____ Records for this task

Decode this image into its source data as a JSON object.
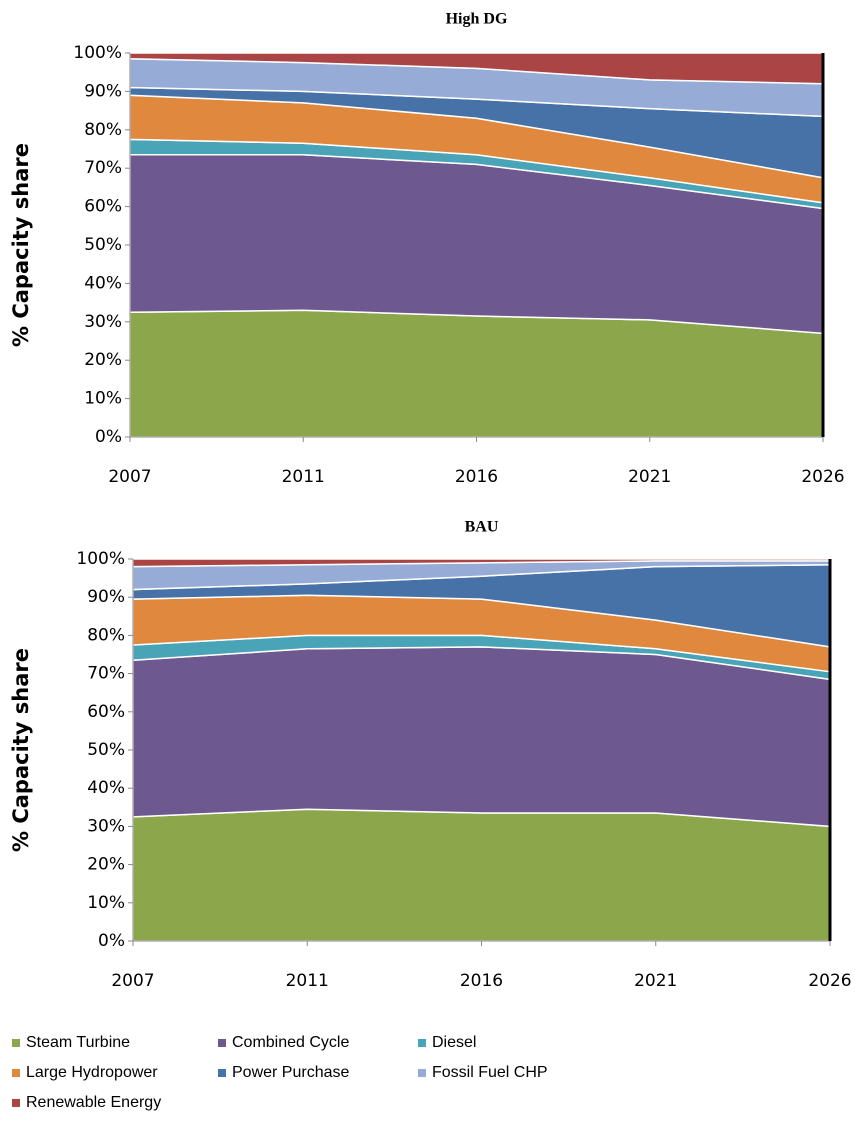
{
  "chart_data": [
    {
      "type": "area",
      "stacked": true,
      "title": "High DG",
      "y_label": "% Capacity share",
      "categories": [
        "2007",
        "2011",
        "2016",
        "2021",
        "2026"
      ],
      "ylim": [
        0,
        100
      ],
      "yticks": [
        {
          "value": 0,
          "label": "0%"
        },
        {
          "value": 10,
          "label": "10%"
        },
        {
          "value": 20,
          "label": "20%"
        },
        {
          "value": 30,
          "label": "30%"
        },
        {
          "value": 40,
          "label": "40%"
        },
        {
          "value": 50,
          "label": "50%"
        },
        {
          "value": 60,
          "label": "60%"
        },
        {
          "value": 70,
          "label": "70%"
        },
        {
          "value": 80,
          "label": "80%"
        },
        {
          "value": 90,
          "label": "90%"
        },
        {
          "value": 100,
          "label": "100%"
        }
      ],
      "series": [
        {
          "name": "Steam Turbine",
          "color": "#8ba64b",
          "values": [
            32.5,
            33,
            31.5,
            30.5,
            27
          ]
        },
        {
          "name": "Combined Cycle",
          "color": "#6e5890",
          "values": [
            41,
            40.5,
            39.5,
            35,
            32.5
          ]
        },
        {
          "name": "Diesel",
          "color": "#4aa4b8",
          "values": [
            4,
            3,
            2.5,
            2,
            1.5
          ]
        },
        {
          "name": "Large Hydropower",
          "color": "#e0883d",
          "values": [
            11.5,
            10.5,
            9.5,
            8,
            6.5
          ]
        },
        {
          "name": "Power Purchase",
          "color": "#4672a8",
          "values": [
            2,
            3,
            5,
            10,
            16
          ]
        },
        {
          "name": "Fossil Fuel CHP",
          "color": "#96abd5",
          "values": [
            7.5,
            7.5,
            8,
            7.5,
            8.5
          ]
        },
        {
          "name": "Renewable Energy",
          "color": "#ab4444",
          "values": [
            1.5,
            2.5,
            4,
            7,
            8
          ]
        }
      ]
    },
    {
      "type": "area",
      "stacked": true,
      "title": "BAU",
      "y_label": "% Capacity share",
      "categories": [
        "2007",
        "2011",
        "2016",
        "2021",
        "2026"
      ],
      "ylim": [
        0,
        100
      ],
      "yticks": [
        {
          "value": 0,
          "label": "0%"
        },
        {
          "value": 10,
          "label": "10%"
        },
        {
          "value": 20,
          "label": "20%"
        },
        {
          "value": 30,
          "label": "30%"
        },
        {
          "value": 40,
          "label": "40%"
        },
        {
          "value": 50,
          "label": "50%"
        },
        {
          "value": 60,
          "label": "60%"
        },
        {
          "value": 70,
          "label": "70%"
        },
        {
          "value": 80,
          "label": "80%"
        },
        {
          "value": 90,
          "label": "90%"
        },
        {
          "value": 100,
          "label": "100%"
        }
      ],
      "series": [
        {
          "name": "Steam Turbine",
          "color": "#8ba64b",
          "values": [
            32.5,
            34.5,
            33.5,
            33.5,
            30
          ]
        },
        {
          "name": "Combined Cycle",
          "color": "#6e5890",
          "values": [
            41,
            42,
            43.5,
            41.5,
            38.5
          ]
        },
        {
          "name": "Diesel",
          "color": "#4aa4b8",
          "values": [
            4,
            3.5,
            3,
            1.5,
            2
          ]
        },
        {
          "name": "Large Hydropower",
          "color": "#e0883d",
          "values": [
            12,
            10.5,
            9.5,
            7.5,
            6.5
          ]
        },
        {
          "name": "Power Purchase",
          "color": "#4672a8",
          "values": [
            2.5,
            3,
            6,
            14,
            21.5
          ]
        },
        {
          "name": "Fossil Fuel CHP",
          "color": "#96abd5",
          "values": [
            6,
            5,
            3.5,
            1.5,
            1
          ]
        },
        {
          "name": "Renewable Energy",
          "color": "#ab4444",
          "values": [
            2,
            1.5,
            1,
            0.5,
            0.5
          ]
        }
      ]
    }
  ]
}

________

▶ _What to do_: Print all the records again exactly; do not include any picture.

▶ _Worked solution_:
Decode this image into its source data as a JSON object.
{
  "chart_data": [
    {
      "type": "area",
      "stacked": true,
      "title": "High DG",
      "y_label": "% Capacity share",
      "categories": [
        "2007",
        "2011",
        "2016",
        "2021",
        "2026"
      ],
      "ylim": [
        0,
        100
      ],
      "yticks": [
        {
          "value": 0,
          "label": "0%"
        },
        {
          "value": 10,
          "label": "10%"
        },
        {
          "value": 20,
          "label": "20%"
        },
        {
          "value": 30,
          "label": "30%"
        },
        {
          "value": 40,
          "label": "40%"
        },
        {
          "value": 50,
          "label": "50%"
        },
        {
          "value": 60,
          "label": "60%"
        },
        {
          "value": 70,
          "label": "70%"
        },
        {
          "value": 80,
          "label": "80%"
        },
        {
          "value": 90,
          "label": "90%"
        },
        {
          "value": 100,
          "label": "100%"
        }
      ],
      "series": [
        {
          "name": "Steam Turbine",
          "color": "#8ba64b",
          "values": [
            32.5,
            33,
            31.5,
            30.5,
            27
          ]
        },
        {
          "name": "Combined Cycle",
          "color": "#6e5890",
          "values": [
            41,
            40.5,
            39.5,
            35,
            32.5
          ]
        },
        {
          "name": "Diesel",
          "color": "#4aa4b8",
          "values": [
            4,
            3,
            2.5,
            2,
            1.5
          ]
        },
        {
          "name": "Large Hydropower",
          "color": "#e0883d",
          "values": [
            11.5,
            10.5,
            9.5,
            8,
            6.5
          ]
        },
        {
          "name": "Power Purchase",
          "color": "#4672a8",
          "values": [
            2,
            3,
            5,
            10,
            16
          ]
        },
        {
          "name": "Fossil Fuel CHP",
          "color": "#96abd5",
          "values": [
            7.5,
            7.5,
            8,
            7.5,
            8.5
          ]
        },
        {
          "name": "Renewable Energy",
          "color": "#ab4444",
          "values": [
            1.5,
            2.5,
            4,
            7,
            8
          ]
        }
      ]
    },
    {
      "type": "area",
      "stacked": true,
      "title": "BAU",
      "y_label": "% Capacity share",
      "categories": [
        "2007",
        "2011",
        "2016",
        "2021",
        "2026"
      ],
      "ylim": [
        0,
        100
      ],
      "yticks": [
        {
          "value": 0,
          "label": "0%"
        },
        {
          "value": 10,
          "label": "10%"
        },
        {
          "value": 20,
          "label": "20%"
        },
        {
          "value": 30,
          "label": "30%"
        },
        {
          "value": 40,
          "label": "40%"
        },
        {
          "value": 50,
          "label": "50%"
        },
        {
          "value": 60,
          "label": "60%"
        },
        {
          "value": 70,
          "label": "70%"
        },
        {
          "value": 80,
          "label": "80%"
        },
        {
          "value": 90,
          "label": "90%"
        },
        {
          "value": 100,
          "label": "100%"
        }
      ],
      "series": [
        {
          "name": "Steam Turbine",
          "color": "#8ba64b",
          "values": [
            32.5,
            34.5,
            33.5,
            33.5,
            30
          ]
        },
        {
          "name": "Combined Cycle",
          "color": "#6e5890",
          "values": [
            41,
            42,
            43.5,
            41.5,
            38.5
          ]
        },
        {
          "name": "Diesel",
          "color": "#4aa4b8",
          "values": [
            4,
            3.5,
            3,
            1.5,
            2
          ]
        },
        {
          "name": "Large Hydropower",
          "color": "#e0883d",
          "values": [
            12,
            10.5,
            9.5,
            7.5,
            6.5
          ]
        },
        {
          "name": "Power Purchase",
          "color": "#4672a8",
          "values": [
            2.5,
            3,
            6,
            14,
            21.5
          ]
        },
        {
          "name": "Fossil Fuel CHP",
          "color": "#96abd5",
          "values": [
            6,
            5,
            3.5,
            1.5,
            1
          ]
        },
        {
          "name": "Renewable Energy",
          "color": "#ab4444",
          "values": [
            2,
            1.5,
            1,
            0.5,
            0.5
          ]
        }
      ]
    }
  ]
}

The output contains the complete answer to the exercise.